DIRECTIONS FOR THIS TASK:
Select, from the data, each line where "icon" occurs.

%%

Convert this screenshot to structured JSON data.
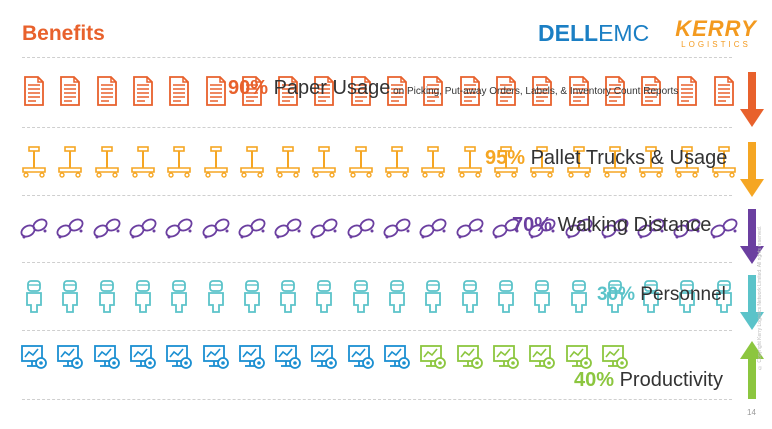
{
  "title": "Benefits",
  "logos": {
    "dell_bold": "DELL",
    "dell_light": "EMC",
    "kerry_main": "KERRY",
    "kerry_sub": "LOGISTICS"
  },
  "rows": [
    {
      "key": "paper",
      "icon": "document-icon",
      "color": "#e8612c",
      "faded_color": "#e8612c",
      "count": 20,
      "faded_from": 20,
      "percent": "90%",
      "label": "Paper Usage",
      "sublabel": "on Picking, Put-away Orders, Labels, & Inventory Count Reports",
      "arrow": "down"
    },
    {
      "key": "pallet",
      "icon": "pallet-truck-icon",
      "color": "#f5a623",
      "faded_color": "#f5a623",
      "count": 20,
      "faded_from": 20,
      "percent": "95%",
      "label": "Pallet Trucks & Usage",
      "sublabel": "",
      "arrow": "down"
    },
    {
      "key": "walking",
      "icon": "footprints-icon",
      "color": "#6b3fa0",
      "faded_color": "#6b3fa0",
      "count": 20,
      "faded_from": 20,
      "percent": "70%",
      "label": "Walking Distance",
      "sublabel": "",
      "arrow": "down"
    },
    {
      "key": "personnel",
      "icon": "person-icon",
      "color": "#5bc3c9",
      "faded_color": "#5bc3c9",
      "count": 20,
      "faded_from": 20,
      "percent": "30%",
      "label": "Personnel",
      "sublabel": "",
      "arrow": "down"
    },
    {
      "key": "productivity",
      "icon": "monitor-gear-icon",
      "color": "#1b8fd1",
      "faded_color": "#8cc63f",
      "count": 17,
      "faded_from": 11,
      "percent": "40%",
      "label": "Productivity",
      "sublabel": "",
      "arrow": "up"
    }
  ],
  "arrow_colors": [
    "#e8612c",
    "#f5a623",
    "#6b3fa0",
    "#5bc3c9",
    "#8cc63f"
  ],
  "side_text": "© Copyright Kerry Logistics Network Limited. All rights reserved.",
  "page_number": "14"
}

%%
%%

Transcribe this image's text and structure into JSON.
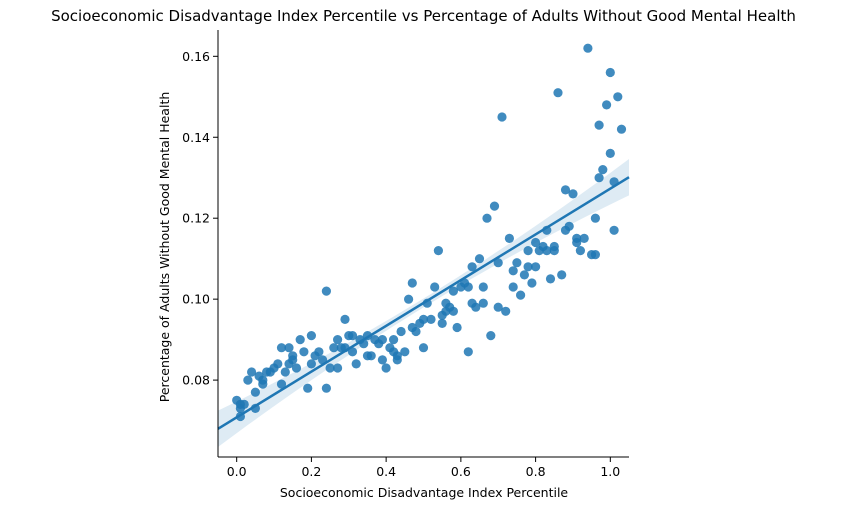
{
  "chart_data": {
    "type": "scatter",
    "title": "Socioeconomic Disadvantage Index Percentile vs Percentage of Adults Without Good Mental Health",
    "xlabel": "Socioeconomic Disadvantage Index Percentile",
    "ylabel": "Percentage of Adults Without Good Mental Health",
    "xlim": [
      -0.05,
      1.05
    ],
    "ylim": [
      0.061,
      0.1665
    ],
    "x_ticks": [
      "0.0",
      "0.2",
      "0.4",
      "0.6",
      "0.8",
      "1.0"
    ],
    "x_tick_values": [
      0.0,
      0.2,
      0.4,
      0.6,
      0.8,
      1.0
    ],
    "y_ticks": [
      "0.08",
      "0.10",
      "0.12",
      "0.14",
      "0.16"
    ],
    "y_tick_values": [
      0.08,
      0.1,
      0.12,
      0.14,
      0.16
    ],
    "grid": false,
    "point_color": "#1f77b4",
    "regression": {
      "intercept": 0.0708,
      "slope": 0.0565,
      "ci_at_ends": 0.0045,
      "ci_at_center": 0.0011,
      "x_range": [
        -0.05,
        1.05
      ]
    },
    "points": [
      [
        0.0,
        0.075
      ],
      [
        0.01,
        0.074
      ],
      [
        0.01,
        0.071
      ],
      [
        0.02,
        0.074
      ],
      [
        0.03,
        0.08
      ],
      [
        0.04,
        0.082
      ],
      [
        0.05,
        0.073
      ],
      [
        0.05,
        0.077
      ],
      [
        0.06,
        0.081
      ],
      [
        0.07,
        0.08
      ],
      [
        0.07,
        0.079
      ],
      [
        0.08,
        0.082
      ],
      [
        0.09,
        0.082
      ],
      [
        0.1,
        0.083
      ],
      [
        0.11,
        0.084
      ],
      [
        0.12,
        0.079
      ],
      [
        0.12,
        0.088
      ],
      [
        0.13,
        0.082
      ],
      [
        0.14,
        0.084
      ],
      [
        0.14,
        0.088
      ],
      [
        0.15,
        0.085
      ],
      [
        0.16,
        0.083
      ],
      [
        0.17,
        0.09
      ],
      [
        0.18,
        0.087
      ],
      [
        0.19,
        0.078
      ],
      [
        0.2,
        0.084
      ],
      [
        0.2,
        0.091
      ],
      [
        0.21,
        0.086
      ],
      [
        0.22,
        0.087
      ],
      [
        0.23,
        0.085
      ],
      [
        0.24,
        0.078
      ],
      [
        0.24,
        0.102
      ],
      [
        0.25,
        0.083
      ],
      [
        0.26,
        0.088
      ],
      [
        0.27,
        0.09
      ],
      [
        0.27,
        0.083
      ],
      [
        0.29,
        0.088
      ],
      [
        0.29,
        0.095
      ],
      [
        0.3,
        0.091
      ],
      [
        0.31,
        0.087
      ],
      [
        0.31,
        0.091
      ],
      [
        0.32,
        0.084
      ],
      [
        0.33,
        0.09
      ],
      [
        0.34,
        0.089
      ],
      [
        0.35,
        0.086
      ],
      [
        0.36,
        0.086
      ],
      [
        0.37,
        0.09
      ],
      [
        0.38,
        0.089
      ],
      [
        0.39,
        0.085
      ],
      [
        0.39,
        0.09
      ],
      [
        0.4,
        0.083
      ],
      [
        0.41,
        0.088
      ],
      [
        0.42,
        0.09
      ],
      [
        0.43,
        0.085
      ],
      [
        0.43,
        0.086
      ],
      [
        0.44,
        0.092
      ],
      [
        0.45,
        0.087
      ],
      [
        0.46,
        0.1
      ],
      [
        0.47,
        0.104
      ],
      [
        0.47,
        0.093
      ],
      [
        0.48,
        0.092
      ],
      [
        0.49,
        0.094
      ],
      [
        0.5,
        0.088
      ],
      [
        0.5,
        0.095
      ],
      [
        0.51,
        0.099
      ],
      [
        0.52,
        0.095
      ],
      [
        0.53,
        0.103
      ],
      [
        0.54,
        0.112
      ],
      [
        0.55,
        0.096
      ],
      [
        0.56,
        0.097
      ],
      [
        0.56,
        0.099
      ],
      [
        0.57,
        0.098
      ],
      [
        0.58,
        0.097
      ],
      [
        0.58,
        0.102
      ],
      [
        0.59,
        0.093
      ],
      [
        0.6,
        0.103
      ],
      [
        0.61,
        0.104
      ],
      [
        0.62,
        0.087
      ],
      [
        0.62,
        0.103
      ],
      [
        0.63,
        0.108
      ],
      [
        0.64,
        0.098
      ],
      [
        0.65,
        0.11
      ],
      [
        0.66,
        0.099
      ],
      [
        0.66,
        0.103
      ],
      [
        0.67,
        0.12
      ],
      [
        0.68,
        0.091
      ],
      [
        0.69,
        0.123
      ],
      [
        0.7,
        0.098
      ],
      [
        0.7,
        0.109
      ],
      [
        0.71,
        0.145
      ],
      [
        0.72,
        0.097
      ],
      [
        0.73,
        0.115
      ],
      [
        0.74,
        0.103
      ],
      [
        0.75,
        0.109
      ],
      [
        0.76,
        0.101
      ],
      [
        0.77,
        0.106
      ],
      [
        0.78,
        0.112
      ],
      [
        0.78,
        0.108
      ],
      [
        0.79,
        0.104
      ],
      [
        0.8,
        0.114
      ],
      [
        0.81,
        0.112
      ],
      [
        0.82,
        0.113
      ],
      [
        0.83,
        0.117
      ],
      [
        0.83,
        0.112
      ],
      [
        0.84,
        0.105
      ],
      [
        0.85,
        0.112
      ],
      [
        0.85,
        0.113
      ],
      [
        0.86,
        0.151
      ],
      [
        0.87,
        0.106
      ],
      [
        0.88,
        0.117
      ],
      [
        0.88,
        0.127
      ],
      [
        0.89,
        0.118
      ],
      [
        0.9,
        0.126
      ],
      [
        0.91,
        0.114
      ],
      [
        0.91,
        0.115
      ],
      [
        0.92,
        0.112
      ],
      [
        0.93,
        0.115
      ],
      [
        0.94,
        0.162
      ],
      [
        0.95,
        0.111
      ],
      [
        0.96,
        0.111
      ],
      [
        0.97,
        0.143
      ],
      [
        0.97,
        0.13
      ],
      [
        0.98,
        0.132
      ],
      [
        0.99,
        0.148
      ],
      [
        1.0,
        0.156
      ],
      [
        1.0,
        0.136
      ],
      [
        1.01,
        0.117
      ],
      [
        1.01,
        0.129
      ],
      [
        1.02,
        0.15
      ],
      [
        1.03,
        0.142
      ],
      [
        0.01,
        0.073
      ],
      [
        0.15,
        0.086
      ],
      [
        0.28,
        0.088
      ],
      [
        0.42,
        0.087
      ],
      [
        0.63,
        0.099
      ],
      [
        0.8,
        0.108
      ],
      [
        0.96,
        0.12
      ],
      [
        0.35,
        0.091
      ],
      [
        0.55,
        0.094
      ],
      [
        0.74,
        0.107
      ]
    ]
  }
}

%%

TASK RESULT:
      "icon": "document-icon",
      "icon": "pallet-truck-icon",
      "icon": "footprints-icon",
      "icon": "person-icon",
      "icon": "monitor-gear-icon",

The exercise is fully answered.